> Given task: Please copy the data from the first line through the line that contains "annotation: -16.3%: [248, 332, 286, 346]", and replace each "annotation" with "note". Leave everything else unchanged.
#### Provided records
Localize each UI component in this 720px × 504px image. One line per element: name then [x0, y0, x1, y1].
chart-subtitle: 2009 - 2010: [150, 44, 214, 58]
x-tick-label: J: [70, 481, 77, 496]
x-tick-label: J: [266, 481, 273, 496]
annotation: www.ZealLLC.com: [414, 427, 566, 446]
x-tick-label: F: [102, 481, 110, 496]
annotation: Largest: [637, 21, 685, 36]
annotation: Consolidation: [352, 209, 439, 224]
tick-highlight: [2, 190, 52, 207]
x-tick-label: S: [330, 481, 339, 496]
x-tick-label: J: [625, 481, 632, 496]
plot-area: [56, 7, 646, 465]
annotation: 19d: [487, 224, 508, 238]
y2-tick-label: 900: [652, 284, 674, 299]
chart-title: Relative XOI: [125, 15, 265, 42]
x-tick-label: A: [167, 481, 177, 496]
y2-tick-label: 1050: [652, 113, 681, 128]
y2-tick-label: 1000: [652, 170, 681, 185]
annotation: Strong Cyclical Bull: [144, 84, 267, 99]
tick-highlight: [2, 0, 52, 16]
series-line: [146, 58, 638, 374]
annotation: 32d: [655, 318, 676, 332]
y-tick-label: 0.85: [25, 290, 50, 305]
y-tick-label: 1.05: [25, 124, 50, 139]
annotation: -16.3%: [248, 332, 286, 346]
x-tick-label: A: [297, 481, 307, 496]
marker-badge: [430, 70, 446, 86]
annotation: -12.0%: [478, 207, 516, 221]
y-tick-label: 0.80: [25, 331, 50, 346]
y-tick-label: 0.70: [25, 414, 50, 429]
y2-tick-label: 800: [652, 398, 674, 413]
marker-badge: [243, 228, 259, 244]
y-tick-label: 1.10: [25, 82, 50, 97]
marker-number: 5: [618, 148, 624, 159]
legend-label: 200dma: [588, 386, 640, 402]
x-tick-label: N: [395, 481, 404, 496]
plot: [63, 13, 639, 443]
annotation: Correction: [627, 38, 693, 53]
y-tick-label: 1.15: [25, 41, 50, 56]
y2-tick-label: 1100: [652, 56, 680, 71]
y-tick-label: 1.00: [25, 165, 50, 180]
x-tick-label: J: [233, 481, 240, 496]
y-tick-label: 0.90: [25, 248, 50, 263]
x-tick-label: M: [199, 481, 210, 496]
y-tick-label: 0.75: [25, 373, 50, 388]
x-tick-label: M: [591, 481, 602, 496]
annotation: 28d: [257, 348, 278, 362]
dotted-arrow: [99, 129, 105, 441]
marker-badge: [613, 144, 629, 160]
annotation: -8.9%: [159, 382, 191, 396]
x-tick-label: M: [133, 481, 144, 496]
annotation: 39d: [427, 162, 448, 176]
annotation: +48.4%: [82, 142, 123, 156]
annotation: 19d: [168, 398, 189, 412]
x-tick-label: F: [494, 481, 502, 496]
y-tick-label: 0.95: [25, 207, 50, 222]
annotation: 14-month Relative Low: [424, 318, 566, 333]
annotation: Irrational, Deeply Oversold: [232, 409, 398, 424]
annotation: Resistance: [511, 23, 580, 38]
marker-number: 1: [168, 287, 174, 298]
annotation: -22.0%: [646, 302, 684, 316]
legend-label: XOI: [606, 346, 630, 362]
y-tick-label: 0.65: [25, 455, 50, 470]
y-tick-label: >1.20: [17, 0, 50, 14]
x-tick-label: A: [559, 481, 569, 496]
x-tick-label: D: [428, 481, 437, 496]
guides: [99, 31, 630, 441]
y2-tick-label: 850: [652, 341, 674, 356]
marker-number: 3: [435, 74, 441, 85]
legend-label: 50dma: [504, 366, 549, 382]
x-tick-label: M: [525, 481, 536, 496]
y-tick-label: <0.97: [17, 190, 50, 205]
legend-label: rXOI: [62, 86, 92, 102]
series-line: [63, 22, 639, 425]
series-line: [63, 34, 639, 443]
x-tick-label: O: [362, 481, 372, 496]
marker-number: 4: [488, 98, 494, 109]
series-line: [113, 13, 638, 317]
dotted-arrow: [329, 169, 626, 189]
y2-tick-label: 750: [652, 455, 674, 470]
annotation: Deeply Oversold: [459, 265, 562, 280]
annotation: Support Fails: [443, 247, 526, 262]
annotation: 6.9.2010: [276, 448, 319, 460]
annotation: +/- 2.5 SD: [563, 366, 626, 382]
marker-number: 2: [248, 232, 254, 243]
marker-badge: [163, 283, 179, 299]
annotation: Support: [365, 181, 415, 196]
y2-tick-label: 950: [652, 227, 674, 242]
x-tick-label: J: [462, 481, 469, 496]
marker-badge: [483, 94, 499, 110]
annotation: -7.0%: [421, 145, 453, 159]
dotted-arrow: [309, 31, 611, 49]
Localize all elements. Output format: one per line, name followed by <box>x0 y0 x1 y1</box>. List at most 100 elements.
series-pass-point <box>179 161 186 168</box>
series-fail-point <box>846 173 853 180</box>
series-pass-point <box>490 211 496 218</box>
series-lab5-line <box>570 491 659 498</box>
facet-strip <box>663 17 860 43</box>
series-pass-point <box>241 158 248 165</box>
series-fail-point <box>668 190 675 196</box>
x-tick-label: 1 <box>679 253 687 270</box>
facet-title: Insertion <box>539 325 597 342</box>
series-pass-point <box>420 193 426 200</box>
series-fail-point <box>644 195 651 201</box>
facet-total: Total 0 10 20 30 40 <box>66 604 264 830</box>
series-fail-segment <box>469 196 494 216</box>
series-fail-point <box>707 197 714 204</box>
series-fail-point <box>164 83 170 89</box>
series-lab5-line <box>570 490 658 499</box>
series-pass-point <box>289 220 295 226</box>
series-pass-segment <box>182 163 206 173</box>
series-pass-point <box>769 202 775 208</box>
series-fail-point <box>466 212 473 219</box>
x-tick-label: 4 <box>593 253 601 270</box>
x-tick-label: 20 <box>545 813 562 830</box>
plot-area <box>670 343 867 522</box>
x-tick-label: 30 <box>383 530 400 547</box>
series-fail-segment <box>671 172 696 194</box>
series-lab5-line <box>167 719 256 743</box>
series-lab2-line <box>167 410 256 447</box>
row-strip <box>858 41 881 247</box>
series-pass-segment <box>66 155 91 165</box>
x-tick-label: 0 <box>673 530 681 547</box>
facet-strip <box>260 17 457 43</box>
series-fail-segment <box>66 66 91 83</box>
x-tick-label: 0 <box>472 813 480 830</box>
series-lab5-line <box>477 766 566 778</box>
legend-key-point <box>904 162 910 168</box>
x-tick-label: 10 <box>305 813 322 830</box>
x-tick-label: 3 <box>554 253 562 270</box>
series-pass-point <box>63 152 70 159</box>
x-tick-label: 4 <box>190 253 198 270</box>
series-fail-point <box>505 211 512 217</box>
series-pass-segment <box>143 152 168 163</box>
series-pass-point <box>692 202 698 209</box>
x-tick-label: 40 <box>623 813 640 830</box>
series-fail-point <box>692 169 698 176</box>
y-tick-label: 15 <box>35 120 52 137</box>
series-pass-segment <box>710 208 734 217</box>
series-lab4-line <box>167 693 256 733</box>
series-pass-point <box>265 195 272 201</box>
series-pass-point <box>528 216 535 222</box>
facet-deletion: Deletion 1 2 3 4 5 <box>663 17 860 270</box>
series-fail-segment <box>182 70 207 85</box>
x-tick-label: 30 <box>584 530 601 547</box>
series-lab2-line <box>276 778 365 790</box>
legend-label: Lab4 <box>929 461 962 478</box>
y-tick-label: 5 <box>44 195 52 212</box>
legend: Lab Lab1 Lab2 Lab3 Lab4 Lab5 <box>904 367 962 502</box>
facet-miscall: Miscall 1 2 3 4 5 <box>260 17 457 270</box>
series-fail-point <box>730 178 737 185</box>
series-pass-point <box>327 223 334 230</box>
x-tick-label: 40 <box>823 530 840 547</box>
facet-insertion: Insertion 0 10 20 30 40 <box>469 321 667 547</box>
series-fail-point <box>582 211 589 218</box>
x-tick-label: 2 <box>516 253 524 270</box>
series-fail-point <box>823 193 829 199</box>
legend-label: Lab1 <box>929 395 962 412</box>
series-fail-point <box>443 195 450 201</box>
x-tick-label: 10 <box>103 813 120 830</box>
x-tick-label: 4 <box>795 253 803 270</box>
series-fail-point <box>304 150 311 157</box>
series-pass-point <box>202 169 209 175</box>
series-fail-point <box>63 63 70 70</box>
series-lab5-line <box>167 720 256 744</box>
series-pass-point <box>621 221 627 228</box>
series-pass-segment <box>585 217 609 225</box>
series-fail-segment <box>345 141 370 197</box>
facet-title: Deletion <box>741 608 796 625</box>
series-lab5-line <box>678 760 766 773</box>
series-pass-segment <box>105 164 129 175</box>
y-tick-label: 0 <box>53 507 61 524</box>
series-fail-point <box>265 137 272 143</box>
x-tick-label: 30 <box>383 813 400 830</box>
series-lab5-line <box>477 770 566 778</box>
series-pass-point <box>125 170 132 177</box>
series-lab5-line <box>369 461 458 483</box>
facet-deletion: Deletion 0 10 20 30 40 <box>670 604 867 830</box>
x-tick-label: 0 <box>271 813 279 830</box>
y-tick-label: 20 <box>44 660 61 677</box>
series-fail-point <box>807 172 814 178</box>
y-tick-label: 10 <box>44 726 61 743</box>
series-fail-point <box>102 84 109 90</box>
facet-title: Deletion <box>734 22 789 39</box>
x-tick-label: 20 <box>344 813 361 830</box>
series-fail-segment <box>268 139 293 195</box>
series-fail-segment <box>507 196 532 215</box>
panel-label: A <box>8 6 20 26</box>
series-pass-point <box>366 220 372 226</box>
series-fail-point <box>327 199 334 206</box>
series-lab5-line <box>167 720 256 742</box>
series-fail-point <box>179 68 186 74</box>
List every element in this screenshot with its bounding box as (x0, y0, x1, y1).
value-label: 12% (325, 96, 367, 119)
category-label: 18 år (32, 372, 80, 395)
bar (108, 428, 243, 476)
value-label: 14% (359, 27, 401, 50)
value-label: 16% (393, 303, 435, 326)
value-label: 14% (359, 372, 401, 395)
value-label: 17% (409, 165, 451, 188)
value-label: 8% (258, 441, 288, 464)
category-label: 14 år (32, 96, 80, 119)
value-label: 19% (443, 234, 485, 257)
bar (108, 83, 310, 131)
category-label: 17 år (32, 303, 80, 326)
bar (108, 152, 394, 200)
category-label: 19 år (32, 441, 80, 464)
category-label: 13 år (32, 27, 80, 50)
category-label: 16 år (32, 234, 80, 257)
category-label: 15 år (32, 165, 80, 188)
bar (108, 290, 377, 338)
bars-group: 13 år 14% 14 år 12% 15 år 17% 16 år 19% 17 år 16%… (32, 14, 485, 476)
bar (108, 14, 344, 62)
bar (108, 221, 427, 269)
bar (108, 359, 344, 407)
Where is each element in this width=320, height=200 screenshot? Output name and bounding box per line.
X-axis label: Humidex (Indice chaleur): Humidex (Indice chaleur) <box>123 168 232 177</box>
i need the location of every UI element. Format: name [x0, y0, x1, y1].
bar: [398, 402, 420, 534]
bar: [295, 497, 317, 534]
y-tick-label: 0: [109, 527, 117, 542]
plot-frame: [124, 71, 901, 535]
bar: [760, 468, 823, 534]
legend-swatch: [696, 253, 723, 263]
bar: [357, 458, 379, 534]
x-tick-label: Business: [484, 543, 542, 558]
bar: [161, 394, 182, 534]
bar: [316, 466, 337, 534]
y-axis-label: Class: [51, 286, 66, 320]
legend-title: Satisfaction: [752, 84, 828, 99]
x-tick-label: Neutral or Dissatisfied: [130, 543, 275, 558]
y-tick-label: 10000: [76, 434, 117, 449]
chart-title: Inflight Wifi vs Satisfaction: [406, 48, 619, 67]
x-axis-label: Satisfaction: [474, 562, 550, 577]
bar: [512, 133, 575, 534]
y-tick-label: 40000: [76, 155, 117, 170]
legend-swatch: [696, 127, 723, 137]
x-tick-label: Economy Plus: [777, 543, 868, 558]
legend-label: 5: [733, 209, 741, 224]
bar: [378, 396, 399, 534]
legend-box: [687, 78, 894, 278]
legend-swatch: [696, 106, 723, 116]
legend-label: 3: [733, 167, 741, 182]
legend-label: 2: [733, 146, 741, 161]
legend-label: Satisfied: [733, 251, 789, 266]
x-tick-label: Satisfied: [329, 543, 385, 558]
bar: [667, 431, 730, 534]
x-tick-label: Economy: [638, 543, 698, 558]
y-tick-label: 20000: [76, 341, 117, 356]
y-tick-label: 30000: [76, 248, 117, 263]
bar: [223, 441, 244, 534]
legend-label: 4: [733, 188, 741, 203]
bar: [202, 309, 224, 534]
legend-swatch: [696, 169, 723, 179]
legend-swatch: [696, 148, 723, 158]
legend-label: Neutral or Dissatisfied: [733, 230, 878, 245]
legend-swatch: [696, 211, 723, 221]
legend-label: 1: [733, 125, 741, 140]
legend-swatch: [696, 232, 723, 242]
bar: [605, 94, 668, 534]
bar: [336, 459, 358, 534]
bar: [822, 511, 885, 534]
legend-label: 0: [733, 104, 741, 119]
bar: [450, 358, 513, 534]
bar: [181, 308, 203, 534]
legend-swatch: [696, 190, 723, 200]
########
> Task result:
Localize each UI component in this 720px × 504px image. One line per element: name then [x0, y0, x1, y1].
chart-subtitle: 2009 - 2010: [150, 44, 214, 58]
x-tick-label: J: [70, 481, 77, 496]
x-tick-label: J: [266, 481, 273, 496]
note: www.ZealLLC.com: [414, 427, 566, 446]
x-tick-label: F: [102, 481, 110, 496]
note: Largest: [637, 21, 685, 36]
note: Consolidation: [352, 209, 439, 224]
tick-highlight: [2, 190, 52, 207]
x-tick-label: S: [330, 481, 339, 496]
x-tick-label: J: [625, 481, 632, 496]
plot-area: [56, 7, 646, 465]
note: 19d: [487, 224, 508, 238]
y2-tick-label: 900: [652, 284, 674, 299]
chart-title: Relative XOI: [125, 15, 265, 42]
x-tick-label: A: [167, 481, 177, 496]
y2-tick-label: 1050: [652, 113, 681, 128]
y2-tick-label: 1000: [652, 170, 681, 185]
note: Strong Cyclical Bull: [144, 84, 267, 99]
tick-highlight: [2, 0, 52, 16]
series-line: [146, 58, 638, 374]
note: 32d: [655, 318, 676, 332]
y-tick-label: 0.85: [25, 290, 50, 305]
y-tick-label: 1.05: [25, 124, 50, 139]
note: -16.3%: [248, 332, 286, 346]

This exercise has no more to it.